## Begin INPUT RECORDS

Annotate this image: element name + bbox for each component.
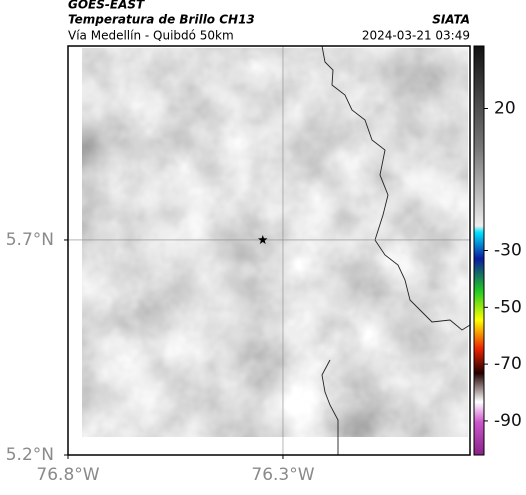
timestamp: 2024-03-21 03:49	[362, 29, 470, 43]
agency: SIATA	[432, 13, 470, 27]
boundary	[321, 46, 470, 331]
map-area	[68, 46, 470, 455]
x-tick-label: 76.3°W	[251, 465, 314, 485]
map-frame	[67, 45, 471, 456]
colorbar-tick-label: 20	[494, 98, 516, 118]
location-marker	[258, 235, 268, 244]
source: GOES-EAST	[68, 0, 145, 12]
brightness-image	[82, 48, 468, 437]
colorbar-tick-label: -90	[494, 411, 522, 431]
region: Vía Medellín - Quibdó 50km	[68, 29, 234, 43]
y-tick-label: 5.2°N	[6, 445, 54, 465]
y-tick-label: 5.7°N	[6, 230, 54, 250]
colorbar-tick-label: -30	[494, 241, 522, 261]
boundary	[321, 359, 339, 455]
x-tick-label: 76.8°W	[36, 465, 99, 485]
colorbar	[473, 45, 485, 456]
colorbar-tick-label: -70	[494, 354, 522, 374]
product: Temperatura de Brillo CH13	[68, 13, 255, 27]
colorbar-tick-label: -50	[494, 297, 522, 317]
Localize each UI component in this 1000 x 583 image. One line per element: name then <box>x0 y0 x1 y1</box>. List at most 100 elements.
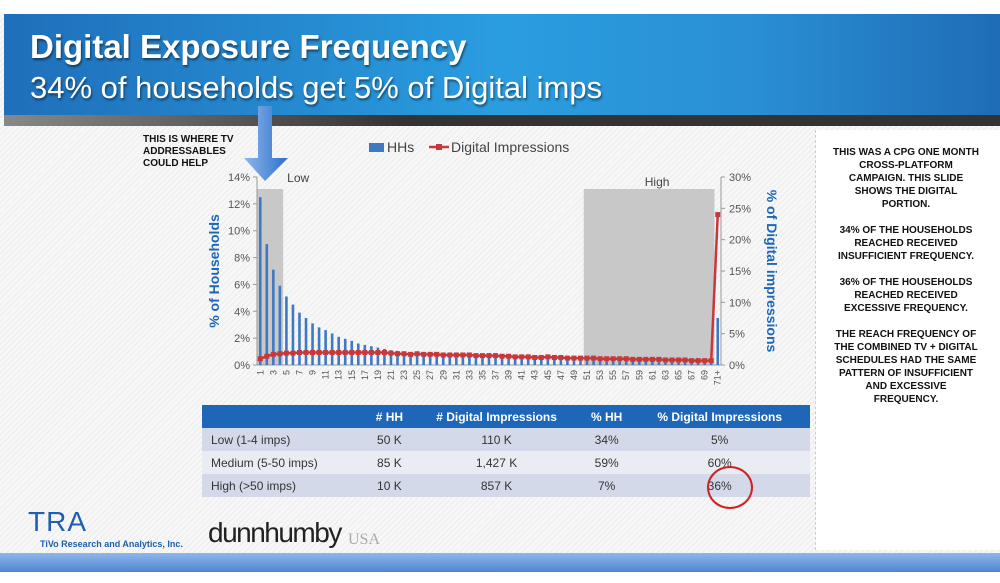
side-note: THE REACH FREQUENCY OF THE COMBINED TV +… <box>834 329 978 405</box>
x-tick-label: 5 <box>281 370 291 375</box>
x-tick-label: 19 <box>373 370 383 380</box>
x-tick-label: 35 <box>477 370 487 380</box>
digital-point <box>604 356 610 362</box>
digital-point <box>525 354 531 360</box>
hh-bar <box>618 360 622 365</box>
hh-bar <box>709 361 713 365</box>
x-tick-label: 59 <box>634 370 644 380</box>
x-tick-label: 61 <box>647 370 657 380</box>
x-tick-label: 39 <box>504 370 514 380</box>
hh-bar <box>703 361 706 365</box>
digital-point <box>388 350 394 356</box>
side-notes-panel: THIS WAS A CPG ONE MONTH CROSS-PLATFORM … <box>815 130 1000 550</box>
digital-point <box>662 357 668 363</box>
digital-point <box>636 356 642 362</box>
side-note: THIS WAS A CPG ONE MONTH CROSS-PLATFORM … <box>833 147 979 210</box>
hh-bar <box>644 360 648 365</box>
hh-bar <box>376 347 380 365</box>
frequency-chart: Low High 0% 2% 4% 6% 8% 10% 12% 14% 0% 5% 10% 15% 20% 2… <box>206 139 780 385</box>
digital-point <box>427 351 433 357</box>
x-tick-label: 53 <box>595 370 605 380</box>
digital-point <box>336 349 342 355</box>
table-cell: 857 K <box>409 474 584 497</box>
hh-bar <box>468 356 471 365</box>
digital-point <box>473 353 479 359</box>
hh-bar <box>546 359 550 365</box>
digital-point <box>270 351 276 357</box>
x-tick-label: 67 <box>687 370 697 380</box>
digital-point <box>368 349 374 355</box>
table-cell: 110 K <box>409 428 584 451</box>
x-tick-label: 51 <box>582 370 592 380</box>
slide-title: Digital Exposure Frequency <box>30 28 467 65</box>
hh-bar <box>664 360 667 365</box>
hh-bar <box>592 360 595 365</box>
hh-bar <box>383 348 386 365</box>
y-axis-title: % of Households <box>206 214 222 328</box>
hh-bar <box>278 285 282 365</box>
digital-point <box>597 356 603 362</box>
y-tick-label: 10% <box>228 226 250 238</box>
hh-bar <box>272 269 275 365</box>
x-tick-label: 71+ <box>713 370 723 385</box>
digital-point <box>355 349 361 355</box>
hh-bar <box>611 360 615 365</box>
x-tick-label: 69 <box>700 370 710 380</box>
hh-bar <box>487 357 491 365</box>
x-tick-label: 33 <box>464 370 474 380</box>
digital-point <box>493 353 499 359</box>
hh-bar <box>422 353 425 365</box>
digital-point <box>447 352 453 358</box>
hh-bar <box>526 358 530 365</box>
x-tick-label: 65 <box>674 370 684 380</box>
side-note: 36% OF THE HOUSEHOLDS REACHED RECEIVED E… <box>839 277 973 314</box>
table-cell: 34% <box>583 428 630 451</box>
down-arrow-icon <box>244 106 288 181</box>
top-margin <box>0 0 1000 14</box>
hh-bar <box>428 354 432 365</box>
digital-point <box>296 349 302 355</box>
hh-bar <box>258 197 262 365</box>
side-note: 34% OF THE HOUSEHOLDS REACHED RECEIVED I… <box>837 225 975 262</box>
hh-bar <box>677 360 680 365</box>
digital-point <box>375 349 381 355</box>
x-tick-label: 43 <box>530 370 540 380</box>
table-cell: 50 K <box>369 428 410 451</box>
slide-subtitle: 34% of households get 5% of Digital imps <box>30 70 603 105</box>
y-tick-label: 0% <box>234 360 250 372</box>
region-high <box>583 189 715 365</box>
digital-point <box>421 351 427 357</box>
y2-tick-label: 25% <box>729 203 751 215</box>
digital-point <box>264 353 270 359</box>
x-tick-label: 25 <box>412 370 422 380</box>
y-tick-label: 14% <box>228 172 250 184</box>
x-tick-label: 27 <box>425 370 435 380</box>
hh-bar <box>716 318 720 365</box>
legend-digital-label: Digital Impressions <box>451 139 569 155</box>
hh-bar <box>657 360 661 365</box>
hh-bar <box>402 351 406 365</box>
x-tick-label: 47 <box>556 370 566 380</box>
table-cell: Low (1-4 imps) <box>202 428 370 451</box>
hh-bar <box>265 244 269 365</box>
y2-tick-label: 0% <box>729 360 745 372</box>
addressable-annotation: THIS IS WHERE TV ADDRESSABLES COULD HELP <box>143 134 234 169</box>
digital-point <box>571 355 577 361</box>
hh-bar <box>474 356 478 365</box>
hh-bar <box>513 358 517 365</box>
tra-logo-subtitle: TiVo Research and Analytics, Inc. <box>40 539 183 549</box>
hh-bar <box>285 296 288 365</box>
digital-point <box>329 349 335 355</box>
y2-tick-label: 10% <box>729 297 751 309</box>
digital-point <box>558 354 564 360</box>
digital-point <box>434 351 440 357</box>
legend-hh-label: HHs <box>387 139 414 155</box>
x-tick-label: 17 <box>360 370 370 380</box>
slide-header: Digital Exposure Frequency 34% of househ… <box>4 14 1000 115</box>
hh-bar <box>330 333 334 365</box>
hh-bar <box>624 360 628 365</box>
hh-bar <box>396 350 399 365</box>
table-row: Medium (5-50 imps) 85 K 1,427 K 59% 60% <box>202 451 810 474</box>
digital-point <box>702 358 708 364</box>
table-row: High (>50 imps) 10 K 857 K 7% 36% <box>202 474 810 497</box>
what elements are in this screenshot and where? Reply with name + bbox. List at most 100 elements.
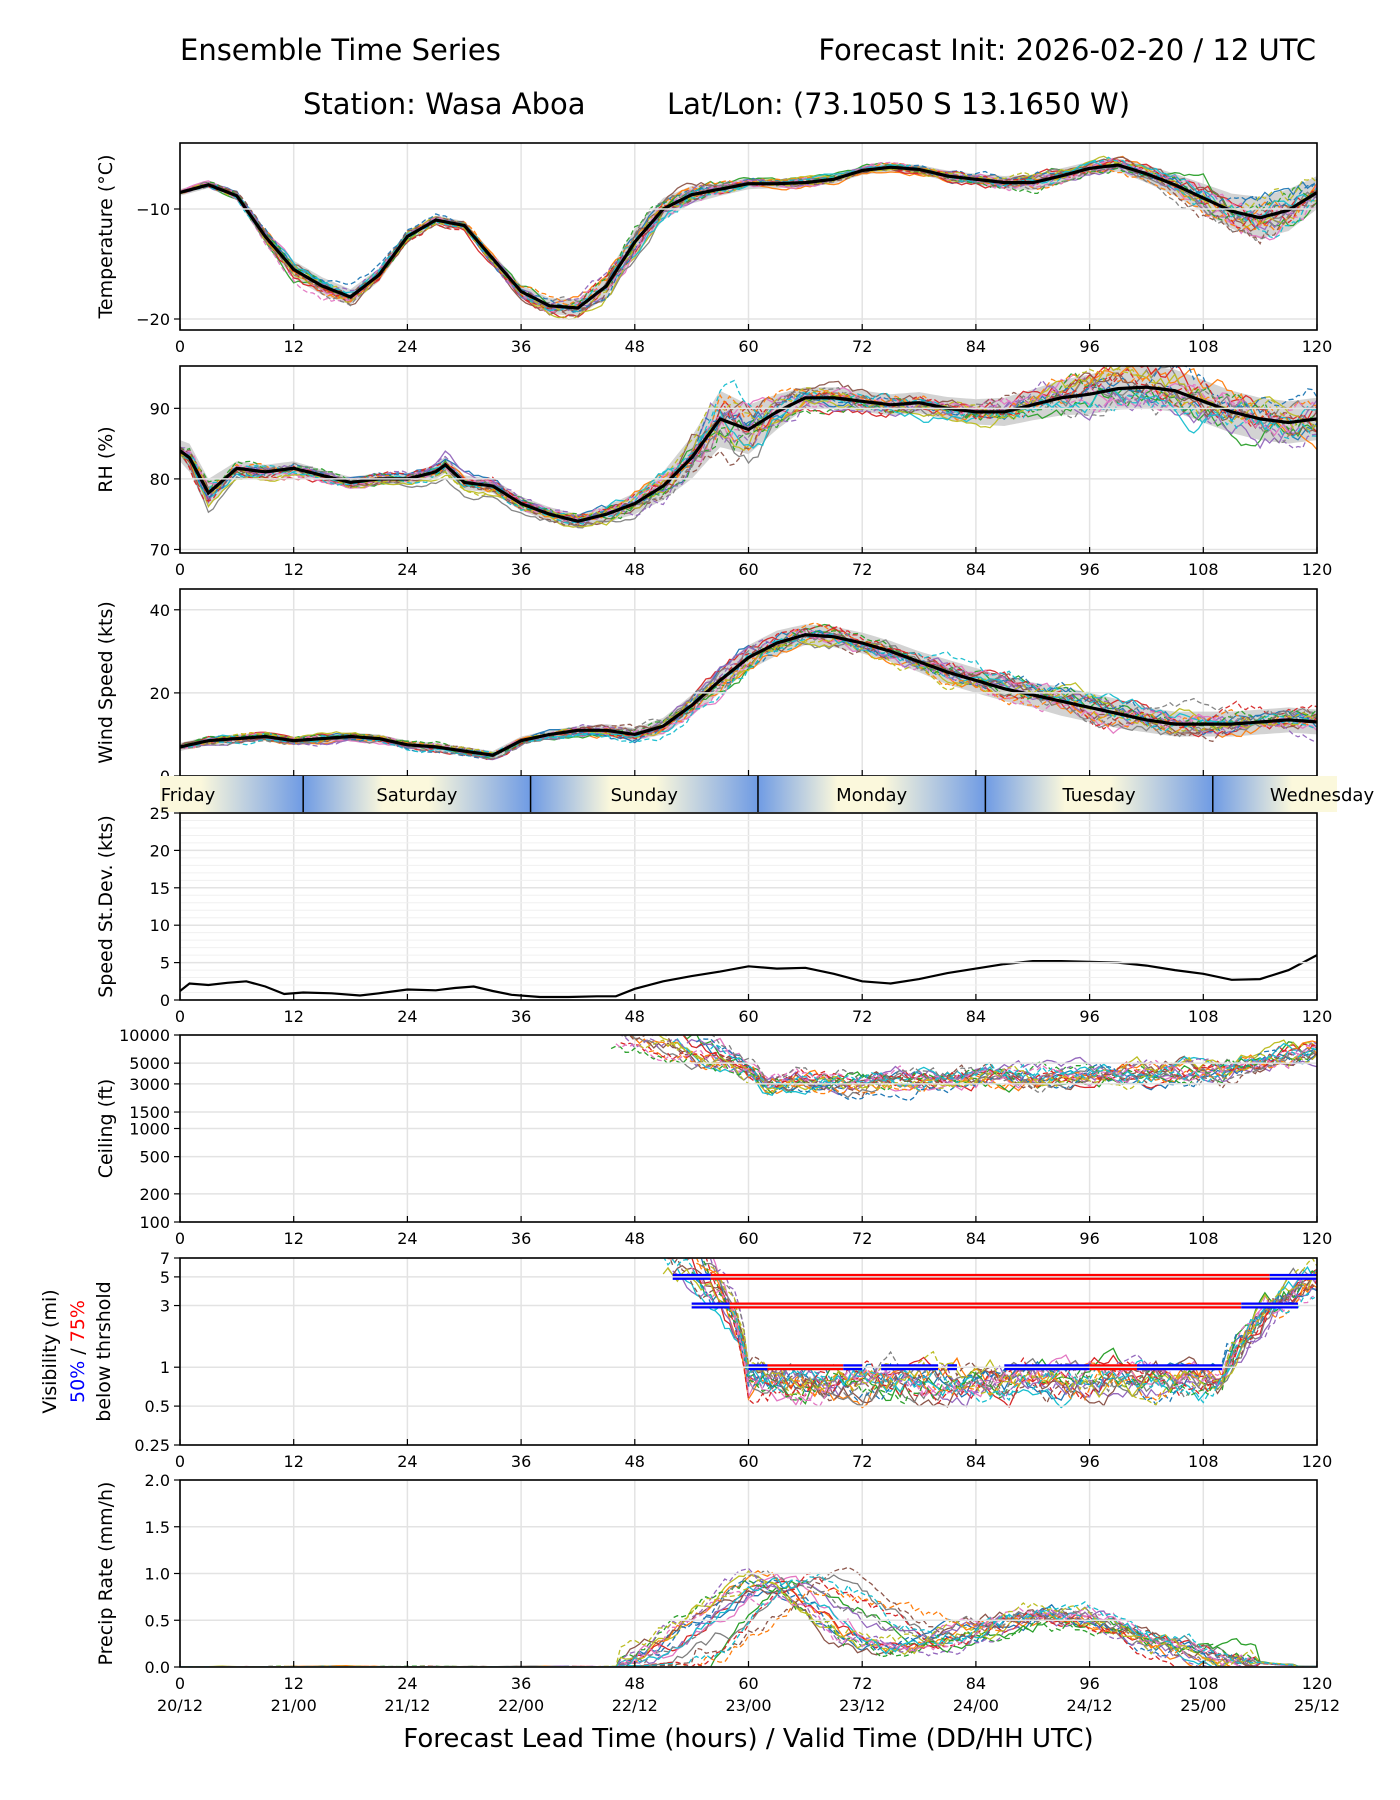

## End INPUT RECORDS

### EXERCISE AIM
Pull out every line of the data above that contains the string "colorbar".

### SOLUTION TO THE EXERCISE
colorbar-tick-label: 20	[494, 98, 516, 118]
colorbar-tick-label: -90	[494, 411, 522, 431]
colorbar-tick-label: -30	[494, 241, 522, 261]
colorbar	[473, 45, 485, 456]
colorbar-tick-label: -70	[494, 354, 522, 374]
colorbar-tick-label: -50	[494, 297, 522, 317]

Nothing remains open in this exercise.